## [Do this]
Each entry below must be repeated exactly, with pictures left out.
--- Begin Provided data ---
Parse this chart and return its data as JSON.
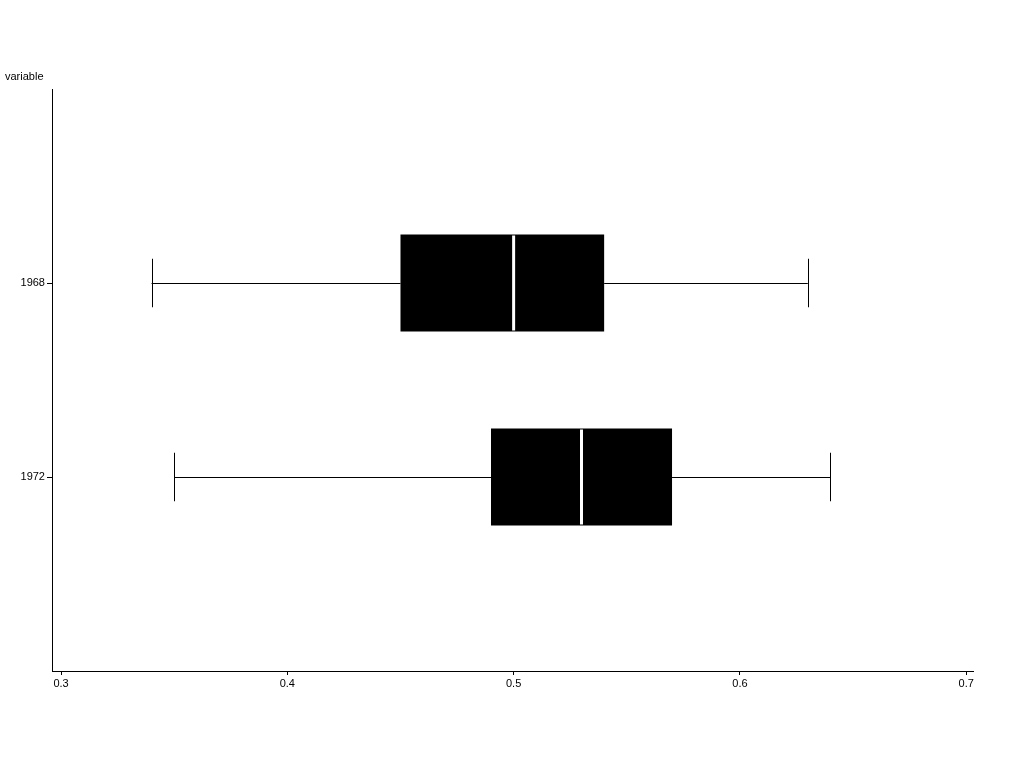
{
  "chart_data": {
    "type": "box",
    "ylabel": "variable",
    "categories": [
      "1968",
      "1972"
    ],
    "orientation": "horizontal",
    "color": "#000000",
    "boxes": [
      {
        "low": 0.34,
        "q1": 0.45,
        "median": 0.5,
        "q3": 0.54,
        "high": 0.63
      },
      {
        "low": 0.35,
        "q1": 0.49,
        "median": 0.53,
        "q3": 0.57,
        "high": 0.64
      }
    ],
    "xlim": [
      0.296,
      0.703
    ],
    "xticks": [
      0.3,
      0.4,
      0.5,
      0.6,
      0.7
    ]
  }
}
--- End Provided data ---
## [Exercise solution]
Parse this chart and return its data as JSON.
{
  "chart_data": {
    "type": "box",
    "ylabel": "variable",
    "categories": [
      "1968",
      "1972"
    ],
    "orientation": "horizontal",
    "color": "#000000",
    "boxes": [
      {
        "low": 0.34,
        "q1": 0.45,
        "median": 0.5,
        "q3": 0.54,
        "high": 0.63
      },
      {
        "low": 0.35,
        "q1": 0.49,
        "median": 0.53,
        "q3": 0.57,
        "high": 0.64
      }
    ],
    "xlim": [
      0.296,
      0.703
    ],
    "xticks": [
      0.3,
      0.4,
      0.5,
      0.6,
      0.7
    ]
  }
}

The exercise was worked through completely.